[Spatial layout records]
---

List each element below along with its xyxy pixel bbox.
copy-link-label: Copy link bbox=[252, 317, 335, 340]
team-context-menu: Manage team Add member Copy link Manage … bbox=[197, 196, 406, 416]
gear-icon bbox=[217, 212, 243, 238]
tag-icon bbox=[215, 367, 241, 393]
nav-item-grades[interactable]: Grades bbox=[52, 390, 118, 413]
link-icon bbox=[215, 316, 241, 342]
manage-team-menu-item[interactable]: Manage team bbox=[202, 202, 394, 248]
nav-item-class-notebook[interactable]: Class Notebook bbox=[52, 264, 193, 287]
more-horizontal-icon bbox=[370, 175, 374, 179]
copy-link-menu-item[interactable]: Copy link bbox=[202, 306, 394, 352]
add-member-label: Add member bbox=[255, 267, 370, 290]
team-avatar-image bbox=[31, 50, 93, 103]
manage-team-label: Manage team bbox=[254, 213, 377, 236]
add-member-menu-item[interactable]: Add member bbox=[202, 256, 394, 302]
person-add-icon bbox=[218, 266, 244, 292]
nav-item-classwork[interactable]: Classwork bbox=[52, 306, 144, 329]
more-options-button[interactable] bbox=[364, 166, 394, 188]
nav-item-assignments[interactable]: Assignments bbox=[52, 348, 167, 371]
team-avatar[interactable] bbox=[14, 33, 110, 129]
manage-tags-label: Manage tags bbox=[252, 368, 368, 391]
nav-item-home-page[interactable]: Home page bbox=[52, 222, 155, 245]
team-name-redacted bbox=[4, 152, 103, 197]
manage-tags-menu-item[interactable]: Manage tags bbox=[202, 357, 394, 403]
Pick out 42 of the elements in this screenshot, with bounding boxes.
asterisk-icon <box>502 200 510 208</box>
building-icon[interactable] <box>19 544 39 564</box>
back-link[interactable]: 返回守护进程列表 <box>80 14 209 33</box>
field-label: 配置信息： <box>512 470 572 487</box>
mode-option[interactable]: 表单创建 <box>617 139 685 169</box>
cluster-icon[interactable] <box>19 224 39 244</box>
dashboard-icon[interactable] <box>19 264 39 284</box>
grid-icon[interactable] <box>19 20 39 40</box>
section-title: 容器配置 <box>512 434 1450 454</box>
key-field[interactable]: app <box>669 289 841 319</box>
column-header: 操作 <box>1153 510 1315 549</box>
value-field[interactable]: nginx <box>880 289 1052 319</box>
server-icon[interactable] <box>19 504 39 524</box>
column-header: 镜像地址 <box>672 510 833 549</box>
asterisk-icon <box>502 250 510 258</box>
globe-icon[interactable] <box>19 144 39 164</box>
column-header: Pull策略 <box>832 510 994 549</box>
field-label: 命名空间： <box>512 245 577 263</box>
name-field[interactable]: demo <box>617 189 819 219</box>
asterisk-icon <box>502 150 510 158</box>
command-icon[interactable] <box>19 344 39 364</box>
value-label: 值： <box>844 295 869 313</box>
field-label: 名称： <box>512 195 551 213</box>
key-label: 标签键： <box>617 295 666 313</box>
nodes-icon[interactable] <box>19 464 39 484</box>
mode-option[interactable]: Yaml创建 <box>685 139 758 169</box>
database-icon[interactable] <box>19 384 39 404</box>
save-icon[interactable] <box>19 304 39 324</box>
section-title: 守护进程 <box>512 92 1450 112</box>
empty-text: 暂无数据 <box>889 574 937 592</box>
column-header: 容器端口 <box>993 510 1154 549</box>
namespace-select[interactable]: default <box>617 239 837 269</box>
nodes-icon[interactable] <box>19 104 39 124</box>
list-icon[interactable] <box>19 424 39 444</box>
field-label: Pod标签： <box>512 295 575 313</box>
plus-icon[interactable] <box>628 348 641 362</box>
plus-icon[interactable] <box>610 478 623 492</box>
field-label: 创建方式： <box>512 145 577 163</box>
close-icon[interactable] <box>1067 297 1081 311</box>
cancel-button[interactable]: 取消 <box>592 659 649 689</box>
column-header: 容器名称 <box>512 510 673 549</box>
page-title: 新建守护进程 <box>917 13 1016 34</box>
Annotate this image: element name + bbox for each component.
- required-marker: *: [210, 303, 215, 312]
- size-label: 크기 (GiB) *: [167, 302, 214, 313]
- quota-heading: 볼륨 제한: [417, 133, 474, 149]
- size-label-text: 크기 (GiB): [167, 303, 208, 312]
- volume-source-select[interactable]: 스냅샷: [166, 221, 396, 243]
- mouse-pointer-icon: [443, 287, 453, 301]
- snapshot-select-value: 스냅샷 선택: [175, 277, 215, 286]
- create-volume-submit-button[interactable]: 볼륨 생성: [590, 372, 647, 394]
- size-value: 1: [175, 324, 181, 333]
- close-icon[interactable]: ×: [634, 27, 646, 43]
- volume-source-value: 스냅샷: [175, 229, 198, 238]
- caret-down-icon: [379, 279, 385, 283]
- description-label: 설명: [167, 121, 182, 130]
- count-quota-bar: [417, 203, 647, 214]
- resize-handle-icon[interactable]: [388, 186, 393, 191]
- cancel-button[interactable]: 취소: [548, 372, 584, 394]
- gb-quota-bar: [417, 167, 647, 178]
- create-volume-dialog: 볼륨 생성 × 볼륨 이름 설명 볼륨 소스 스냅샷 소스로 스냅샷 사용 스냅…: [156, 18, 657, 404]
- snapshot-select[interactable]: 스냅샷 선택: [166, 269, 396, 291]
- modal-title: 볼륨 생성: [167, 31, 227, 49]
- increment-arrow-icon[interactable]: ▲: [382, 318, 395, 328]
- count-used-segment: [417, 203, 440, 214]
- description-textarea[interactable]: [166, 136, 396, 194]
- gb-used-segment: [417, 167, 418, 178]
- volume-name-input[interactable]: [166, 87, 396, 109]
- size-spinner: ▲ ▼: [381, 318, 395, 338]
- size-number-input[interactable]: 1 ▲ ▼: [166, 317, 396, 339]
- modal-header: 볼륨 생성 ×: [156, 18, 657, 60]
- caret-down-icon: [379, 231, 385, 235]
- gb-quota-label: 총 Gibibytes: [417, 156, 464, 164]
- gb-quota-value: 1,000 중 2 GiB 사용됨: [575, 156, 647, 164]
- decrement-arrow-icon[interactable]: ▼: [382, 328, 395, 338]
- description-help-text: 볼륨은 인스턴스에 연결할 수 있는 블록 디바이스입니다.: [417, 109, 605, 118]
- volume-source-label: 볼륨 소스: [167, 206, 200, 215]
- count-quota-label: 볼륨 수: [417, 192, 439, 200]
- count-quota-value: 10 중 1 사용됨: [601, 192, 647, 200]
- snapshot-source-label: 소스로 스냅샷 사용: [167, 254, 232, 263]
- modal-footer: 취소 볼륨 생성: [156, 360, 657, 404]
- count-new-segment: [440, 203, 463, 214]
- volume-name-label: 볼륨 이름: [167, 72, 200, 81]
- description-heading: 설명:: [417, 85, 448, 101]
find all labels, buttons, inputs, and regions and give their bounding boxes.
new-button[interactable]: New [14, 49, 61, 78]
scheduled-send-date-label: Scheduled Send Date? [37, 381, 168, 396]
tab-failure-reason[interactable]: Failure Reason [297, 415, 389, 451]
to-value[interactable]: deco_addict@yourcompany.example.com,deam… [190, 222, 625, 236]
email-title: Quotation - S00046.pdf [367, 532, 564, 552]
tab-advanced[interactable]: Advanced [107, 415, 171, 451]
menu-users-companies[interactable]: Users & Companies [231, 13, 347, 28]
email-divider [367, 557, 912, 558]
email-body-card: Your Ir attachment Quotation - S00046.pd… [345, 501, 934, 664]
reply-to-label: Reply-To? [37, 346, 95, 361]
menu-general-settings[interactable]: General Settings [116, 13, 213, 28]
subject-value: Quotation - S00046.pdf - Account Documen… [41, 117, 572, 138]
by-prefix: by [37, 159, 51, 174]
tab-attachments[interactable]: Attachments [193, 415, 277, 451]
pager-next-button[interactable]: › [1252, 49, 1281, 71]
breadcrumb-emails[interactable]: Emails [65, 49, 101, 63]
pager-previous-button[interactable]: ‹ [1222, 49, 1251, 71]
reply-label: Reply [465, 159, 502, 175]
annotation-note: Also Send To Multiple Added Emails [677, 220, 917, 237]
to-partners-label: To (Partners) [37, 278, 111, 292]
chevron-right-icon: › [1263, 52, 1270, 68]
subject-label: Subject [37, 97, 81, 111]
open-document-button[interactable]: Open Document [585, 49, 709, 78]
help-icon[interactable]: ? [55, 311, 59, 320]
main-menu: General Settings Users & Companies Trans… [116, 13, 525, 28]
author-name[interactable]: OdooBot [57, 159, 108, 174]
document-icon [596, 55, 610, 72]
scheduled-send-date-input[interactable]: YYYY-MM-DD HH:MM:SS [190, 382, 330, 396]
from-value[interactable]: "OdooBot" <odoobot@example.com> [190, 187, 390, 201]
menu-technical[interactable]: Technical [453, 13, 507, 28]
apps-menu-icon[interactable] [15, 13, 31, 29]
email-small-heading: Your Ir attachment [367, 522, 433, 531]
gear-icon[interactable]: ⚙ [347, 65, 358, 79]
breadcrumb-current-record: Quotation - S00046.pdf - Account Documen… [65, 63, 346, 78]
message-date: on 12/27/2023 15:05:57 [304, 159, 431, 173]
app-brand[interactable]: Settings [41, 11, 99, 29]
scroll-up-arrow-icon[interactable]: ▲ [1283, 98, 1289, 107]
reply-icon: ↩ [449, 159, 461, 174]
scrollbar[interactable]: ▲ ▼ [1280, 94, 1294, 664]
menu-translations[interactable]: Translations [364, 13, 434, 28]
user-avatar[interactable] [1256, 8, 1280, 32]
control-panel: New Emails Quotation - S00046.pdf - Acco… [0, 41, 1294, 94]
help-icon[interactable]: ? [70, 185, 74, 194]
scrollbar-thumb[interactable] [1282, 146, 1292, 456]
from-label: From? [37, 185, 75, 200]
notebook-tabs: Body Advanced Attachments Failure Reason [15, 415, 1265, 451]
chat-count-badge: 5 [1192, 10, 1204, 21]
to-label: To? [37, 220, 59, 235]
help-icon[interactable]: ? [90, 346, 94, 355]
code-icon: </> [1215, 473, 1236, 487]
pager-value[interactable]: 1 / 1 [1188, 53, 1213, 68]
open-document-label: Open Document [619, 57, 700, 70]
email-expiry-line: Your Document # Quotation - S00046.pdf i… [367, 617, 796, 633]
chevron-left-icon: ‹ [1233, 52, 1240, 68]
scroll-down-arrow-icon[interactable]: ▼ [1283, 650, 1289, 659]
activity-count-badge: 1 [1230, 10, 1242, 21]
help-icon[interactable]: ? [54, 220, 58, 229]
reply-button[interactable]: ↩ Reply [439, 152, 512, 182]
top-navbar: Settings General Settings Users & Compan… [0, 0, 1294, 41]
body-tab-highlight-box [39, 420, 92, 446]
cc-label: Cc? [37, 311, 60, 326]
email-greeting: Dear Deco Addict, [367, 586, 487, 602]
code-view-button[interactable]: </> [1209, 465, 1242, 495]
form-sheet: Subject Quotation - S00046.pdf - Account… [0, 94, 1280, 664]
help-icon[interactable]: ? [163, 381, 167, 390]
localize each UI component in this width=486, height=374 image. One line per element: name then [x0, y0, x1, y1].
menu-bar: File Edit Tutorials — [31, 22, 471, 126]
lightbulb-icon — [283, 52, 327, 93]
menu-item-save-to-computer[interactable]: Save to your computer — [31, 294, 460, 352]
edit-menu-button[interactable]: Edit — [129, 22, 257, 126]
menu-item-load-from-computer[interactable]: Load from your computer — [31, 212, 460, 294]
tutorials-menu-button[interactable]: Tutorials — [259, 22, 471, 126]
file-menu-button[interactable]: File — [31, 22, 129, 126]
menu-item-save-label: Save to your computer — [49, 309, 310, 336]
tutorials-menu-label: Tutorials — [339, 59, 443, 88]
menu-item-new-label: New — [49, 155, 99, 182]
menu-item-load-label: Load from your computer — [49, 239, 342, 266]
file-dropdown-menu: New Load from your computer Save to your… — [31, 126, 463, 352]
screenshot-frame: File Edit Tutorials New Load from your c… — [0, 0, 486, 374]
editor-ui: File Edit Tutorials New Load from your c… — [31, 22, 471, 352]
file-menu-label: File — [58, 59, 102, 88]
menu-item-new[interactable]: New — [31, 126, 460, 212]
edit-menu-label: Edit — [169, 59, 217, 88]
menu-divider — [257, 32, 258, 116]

---

• Problem requirements:
Reproduce word for word the lines running from the start of the records through the line that contains "gear-icon bbox=[217, 212, 243, 238]", including both of those end lines.

• Problem solution:
List each element below along with its xyxy pixel bbox.
copy-link-label: Copy link bbox=[252, 317, 335, 340]
team-context-menu: Manage team Add member Copy link Manage … bbox=[197, 196, 406, 416]
gear-icon bbox=[217, 212, 243, 238]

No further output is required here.